THE TASK :: Scan the records for the word "screenshot". Copy each line that includes it.

DATA FOR THIS EXERCISE ::
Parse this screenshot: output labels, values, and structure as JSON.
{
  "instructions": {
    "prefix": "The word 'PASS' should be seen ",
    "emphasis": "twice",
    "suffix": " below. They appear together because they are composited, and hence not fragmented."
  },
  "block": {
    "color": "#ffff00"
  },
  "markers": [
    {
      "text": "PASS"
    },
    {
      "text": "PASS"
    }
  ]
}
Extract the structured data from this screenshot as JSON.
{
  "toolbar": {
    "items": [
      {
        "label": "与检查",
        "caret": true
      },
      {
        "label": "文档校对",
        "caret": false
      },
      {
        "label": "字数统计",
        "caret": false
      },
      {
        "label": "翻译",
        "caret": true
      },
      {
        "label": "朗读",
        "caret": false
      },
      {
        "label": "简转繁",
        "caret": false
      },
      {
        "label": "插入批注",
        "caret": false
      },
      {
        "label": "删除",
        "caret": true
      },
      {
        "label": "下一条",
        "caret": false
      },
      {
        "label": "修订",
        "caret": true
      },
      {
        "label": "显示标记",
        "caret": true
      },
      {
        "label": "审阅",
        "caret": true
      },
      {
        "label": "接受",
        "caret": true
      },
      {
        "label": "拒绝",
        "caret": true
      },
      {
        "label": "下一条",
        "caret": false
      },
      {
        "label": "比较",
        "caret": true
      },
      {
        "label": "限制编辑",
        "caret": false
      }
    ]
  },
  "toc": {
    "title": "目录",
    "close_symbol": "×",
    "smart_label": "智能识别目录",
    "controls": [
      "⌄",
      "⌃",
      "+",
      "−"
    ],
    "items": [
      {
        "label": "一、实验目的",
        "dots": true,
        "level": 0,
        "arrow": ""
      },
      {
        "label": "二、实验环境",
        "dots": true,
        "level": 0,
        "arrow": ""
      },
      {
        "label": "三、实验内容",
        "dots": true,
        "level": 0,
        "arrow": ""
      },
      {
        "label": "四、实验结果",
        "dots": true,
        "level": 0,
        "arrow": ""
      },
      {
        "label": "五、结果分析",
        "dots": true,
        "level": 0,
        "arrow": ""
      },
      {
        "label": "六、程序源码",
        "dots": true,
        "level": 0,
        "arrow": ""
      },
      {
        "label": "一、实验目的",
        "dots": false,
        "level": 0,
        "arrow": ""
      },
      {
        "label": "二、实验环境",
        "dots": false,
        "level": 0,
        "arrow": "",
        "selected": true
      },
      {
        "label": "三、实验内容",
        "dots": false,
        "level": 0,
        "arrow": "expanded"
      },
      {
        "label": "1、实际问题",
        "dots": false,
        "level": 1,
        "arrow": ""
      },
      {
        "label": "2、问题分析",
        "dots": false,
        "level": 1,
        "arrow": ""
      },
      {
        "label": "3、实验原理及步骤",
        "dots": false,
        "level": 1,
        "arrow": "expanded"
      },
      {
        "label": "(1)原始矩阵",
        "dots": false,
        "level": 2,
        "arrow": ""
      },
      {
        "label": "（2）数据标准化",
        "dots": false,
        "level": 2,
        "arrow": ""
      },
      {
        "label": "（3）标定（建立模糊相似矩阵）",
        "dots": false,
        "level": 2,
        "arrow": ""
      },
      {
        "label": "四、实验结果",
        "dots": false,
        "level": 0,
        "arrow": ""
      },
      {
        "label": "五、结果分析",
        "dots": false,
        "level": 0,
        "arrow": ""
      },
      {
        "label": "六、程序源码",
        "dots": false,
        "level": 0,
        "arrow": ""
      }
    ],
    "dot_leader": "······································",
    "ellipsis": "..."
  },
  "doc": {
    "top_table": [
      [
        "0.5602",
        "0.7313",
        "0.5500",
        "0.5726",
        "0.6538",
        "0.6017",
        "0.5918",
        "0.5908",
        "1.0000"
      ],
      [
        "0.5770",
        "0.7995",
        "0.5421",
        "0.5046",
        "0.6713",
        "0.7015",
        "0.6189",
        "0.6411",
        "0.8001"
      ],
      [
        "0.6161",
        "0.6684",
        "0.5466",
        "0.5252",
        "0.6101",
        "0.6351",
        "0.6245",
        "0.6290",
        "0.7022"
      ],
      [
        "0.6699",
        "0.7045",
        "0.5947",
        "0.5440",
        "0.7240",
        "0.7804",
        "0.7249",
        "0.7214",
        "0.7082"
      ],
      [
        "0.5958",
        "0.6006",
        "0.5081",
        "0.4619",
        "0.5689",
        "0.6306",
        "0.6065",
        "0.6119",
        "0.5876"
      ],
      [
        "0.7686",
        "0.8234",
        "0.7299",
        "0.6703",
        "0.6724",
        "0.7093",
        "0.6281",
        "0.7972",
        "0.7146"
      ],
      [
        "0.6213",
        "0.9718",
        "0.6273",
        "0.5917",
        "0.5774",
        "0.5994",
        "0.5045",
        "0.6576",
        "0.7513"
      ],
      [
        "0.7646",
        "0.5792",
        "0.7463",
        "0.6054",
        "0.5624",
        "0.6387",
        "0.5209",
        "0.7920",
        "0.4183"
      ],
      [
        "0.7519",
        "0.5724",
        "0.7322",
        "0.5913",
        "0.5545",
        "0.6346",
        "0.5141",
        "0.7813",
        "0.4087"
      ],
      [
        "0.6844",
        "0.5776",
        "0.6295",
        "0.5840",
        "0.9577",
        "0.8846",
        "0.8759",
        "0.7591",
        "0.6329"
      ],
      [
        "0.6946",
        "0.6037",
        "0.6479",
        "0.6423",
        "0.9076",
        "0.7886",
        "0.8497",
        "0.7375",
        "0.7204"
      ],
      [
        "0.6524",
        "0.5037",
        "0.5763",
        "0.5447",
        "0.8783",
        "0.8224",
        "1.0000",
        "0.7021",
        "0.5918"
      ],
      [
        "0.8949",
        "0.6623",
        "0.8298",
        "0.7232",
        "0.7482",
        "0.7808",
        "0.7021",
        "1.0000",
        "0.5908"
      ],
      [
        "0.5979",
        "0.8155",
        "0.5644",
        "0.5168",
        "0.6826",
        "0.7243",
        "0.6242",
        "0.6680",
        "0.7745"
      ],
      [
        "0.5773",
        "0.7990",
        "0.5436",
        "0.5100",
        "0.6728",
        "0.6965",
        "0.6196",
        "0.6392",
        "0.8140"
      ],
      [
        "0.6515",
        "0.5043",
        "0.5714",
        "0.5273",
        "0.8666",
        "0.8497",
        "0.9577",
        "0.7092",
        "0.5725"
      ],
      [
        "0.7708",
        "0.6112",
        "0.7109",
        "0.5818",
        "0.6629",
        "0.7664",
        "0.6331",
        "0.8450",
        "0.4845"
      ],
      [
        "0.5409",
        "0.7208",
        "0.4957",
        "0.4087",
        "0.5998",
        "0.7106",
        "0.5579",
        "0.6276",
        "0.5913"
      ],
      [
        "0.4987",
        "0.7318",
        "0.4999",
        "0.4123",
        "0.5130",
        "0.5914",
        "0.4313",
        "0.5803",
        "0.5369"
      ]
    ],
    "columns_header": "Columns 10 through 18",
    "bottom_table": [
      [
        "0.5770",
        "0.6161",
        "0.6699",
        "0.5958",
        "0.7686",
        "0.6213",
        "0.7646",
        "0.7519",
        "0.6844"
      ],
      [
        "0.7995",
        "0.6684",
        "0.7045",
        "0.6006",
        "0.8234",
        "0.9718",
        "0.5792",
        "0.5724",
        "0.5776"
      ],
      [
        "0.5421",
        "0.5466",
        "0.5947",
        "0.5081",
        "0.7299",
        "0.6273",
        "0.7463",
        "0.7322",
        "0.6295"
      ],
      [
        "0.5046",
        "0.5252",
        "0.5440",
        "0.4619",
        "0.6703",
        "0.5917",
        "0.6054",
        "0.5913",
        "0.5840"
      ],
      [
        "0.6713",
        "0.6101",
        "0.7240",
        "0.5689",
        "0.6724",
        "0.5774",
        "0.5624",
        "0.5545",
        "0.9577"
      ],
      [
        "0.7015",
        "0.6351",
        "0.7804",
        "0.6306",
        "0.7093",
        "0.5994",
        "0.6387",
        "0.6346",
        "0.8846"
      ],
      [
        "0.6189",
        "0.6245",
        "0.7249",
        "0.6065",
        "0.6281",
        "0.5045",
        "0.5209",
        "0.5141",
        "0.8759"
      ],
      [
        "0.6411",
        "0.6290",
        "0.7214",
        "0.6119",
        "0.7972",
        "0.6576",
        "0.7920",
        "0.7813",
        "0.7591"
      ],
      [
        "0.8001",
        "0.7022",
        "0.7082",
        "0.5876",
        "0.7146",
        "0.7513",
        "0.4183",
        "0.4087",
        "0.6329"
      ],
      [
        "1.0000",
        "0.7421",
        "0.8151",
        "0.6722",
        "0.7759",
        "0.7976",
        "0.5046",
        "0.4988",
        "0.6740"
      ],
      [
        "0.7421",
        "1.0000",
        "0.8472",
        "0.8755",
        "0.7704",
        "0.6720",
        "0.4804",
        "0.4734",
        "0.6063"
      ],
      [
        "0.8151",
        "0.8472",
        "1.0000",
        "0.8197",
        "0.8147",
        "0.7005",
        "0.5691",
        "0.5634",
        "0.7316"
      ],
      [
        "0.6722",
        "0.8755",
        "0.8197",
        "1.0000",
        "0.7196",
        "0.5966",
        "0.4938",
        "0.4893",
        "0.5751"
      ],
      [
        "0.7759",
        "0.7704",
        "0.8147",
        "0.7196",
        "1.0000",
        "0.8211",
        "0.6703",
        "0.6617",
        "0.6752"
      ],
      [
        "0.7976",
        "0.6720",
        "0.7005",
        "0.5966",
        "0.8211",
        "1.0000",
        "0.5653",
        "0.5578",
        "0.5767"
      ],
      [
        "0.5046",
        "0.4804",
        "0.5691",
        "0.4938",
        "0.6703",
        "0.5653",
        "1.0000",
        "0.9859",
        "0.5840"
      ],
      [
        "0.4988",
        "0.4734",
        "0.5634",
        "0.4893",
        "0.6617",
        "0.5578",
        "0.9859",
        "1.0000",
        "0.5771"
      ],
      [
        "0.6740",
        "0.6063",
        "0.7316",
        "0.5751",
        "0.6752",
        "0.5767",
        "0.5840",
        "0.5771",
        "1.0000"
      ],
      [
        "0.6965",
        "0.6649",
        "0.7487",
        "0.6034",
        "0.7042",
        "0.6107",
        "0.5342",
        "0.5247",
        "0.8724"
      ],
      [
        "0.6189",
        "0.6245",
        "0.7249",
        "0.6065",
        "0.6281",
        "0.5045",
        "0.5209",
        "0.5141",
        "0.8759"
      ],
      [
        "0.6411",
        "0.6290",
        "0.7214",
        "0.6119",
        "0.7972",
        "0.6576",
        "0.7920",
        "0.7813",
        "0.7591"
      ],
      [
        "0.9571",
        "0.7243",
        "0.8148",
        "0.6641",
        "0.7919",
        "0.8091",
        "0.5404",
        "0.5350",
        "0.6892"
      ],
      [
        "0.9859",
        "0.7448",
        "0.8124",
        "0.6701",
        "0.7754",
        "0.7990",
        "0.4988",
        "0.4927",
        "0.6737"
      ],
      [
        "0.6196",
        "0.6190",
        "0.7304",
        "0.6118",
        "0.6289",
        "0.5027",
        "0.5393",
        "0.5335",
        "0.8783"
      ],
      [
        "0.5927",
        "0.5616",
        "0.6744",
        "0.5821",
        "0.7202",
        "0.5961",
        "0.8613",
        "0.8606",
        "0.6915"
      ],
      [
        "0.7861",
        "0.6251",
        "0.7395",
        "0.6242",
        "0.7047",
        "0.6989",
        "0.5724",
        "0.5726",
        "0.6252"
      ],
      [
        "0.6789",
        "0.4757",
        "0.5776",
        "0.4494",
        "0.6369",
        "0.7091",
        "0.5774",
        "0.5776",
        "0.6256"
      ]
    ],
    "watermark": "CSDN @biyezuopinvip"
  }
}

SOLUTION TO THE EXERCISE ::
Parse this screenshot: output labels, values, and structure as JSON.
Extract the structured data from this screenshot as JSON.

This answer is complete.